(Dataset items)
'''

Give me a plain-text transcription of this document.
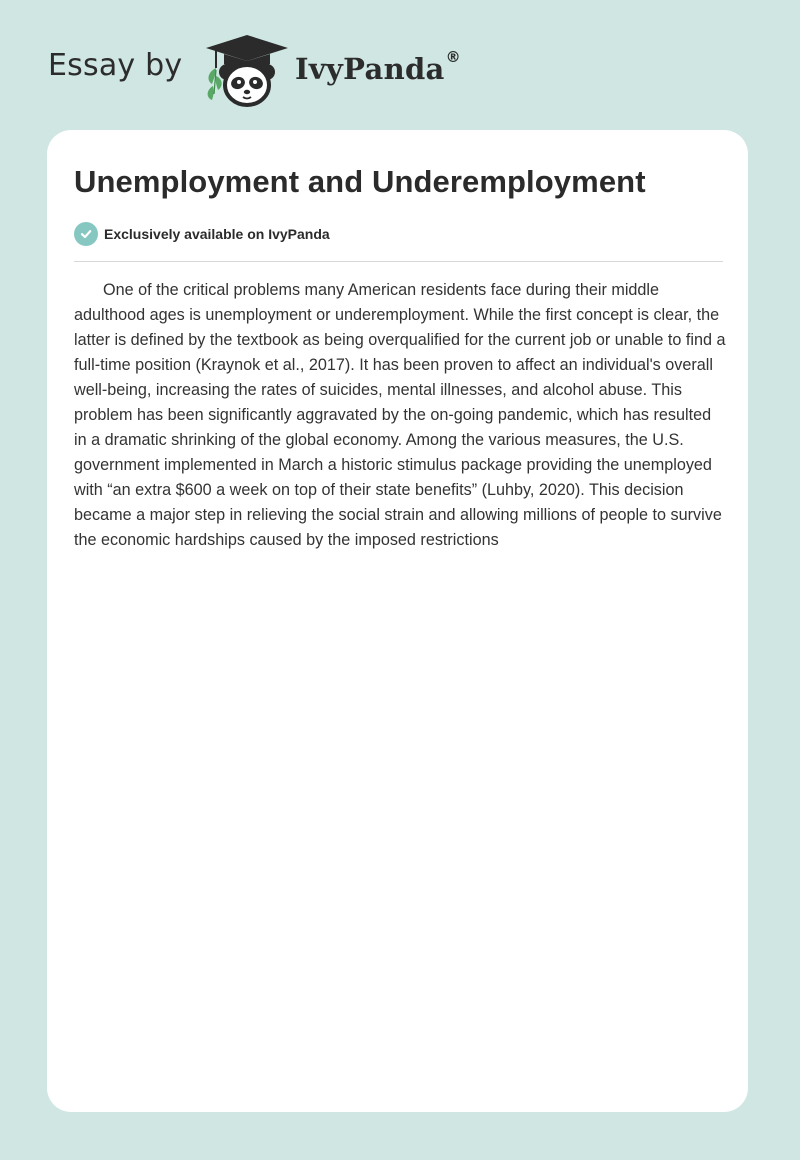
Essay by	IvyPanda®
Unemployment and Underemployment
Exclusively available on IvyPanda

One of the critical problems many American residents face during their middle adulthood ages is unemployment or underemployment. While the first concept is clear, the latter is defined by the textbook as being overqualified for the current job or unable to find a full-time position (Kraynok et al., 2017). It has been proven to affect an individual's overall well-being, increasing the rates of suicides, mental illnesses, and alcohol abuse. This problem has been significantly aggravated by the on-going pandemic, which has resulted in a dramatic shrinking of the global economy. Among the various measures, the U.S. government implemented in March a historic stimulus package providing the unemployed with “an extra $600 a week on top of their state benefits” (Luhby, 2020). This decision became a major step in relieving the social strain and allowing millions of people to survive the economic hardships caused by the imposed restrictions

'''

* _Written instruction_:
Make an exact copy of the whole listing, but don't bring over any pictures.

* _Reply_:
Give me a plain-text transcription of this document.
Essay by	IvyPanda®
Unemployment and Underemployment
Exclusively available on IvyPanda

One of the critical problems many American residents face during their middle adulthood ages is unemployment or underemployment. While the first concept is clear, the latter is defined by the textbook as being overqualified for the current job or unable to find a full-time position (Kraynok et al., 2017). It has been proven to affect an individual's overall well-being, increasing the rates of suicides, mental illnesses, and alcohol abuse. This problem has been significantly aggravated by the on-going pandemic, which has resulted in a dramatic shrinking of the global economy. Among the various measures, the U.S. government implemented in March a historic stimulus package providing the unemployed with “an extra $600 a week on top of their state benefits” (Luhby, 2020). This decision became a major step in relieving the social strain and allowing millions of people to survive the economic hardships caused by the imposed restrictions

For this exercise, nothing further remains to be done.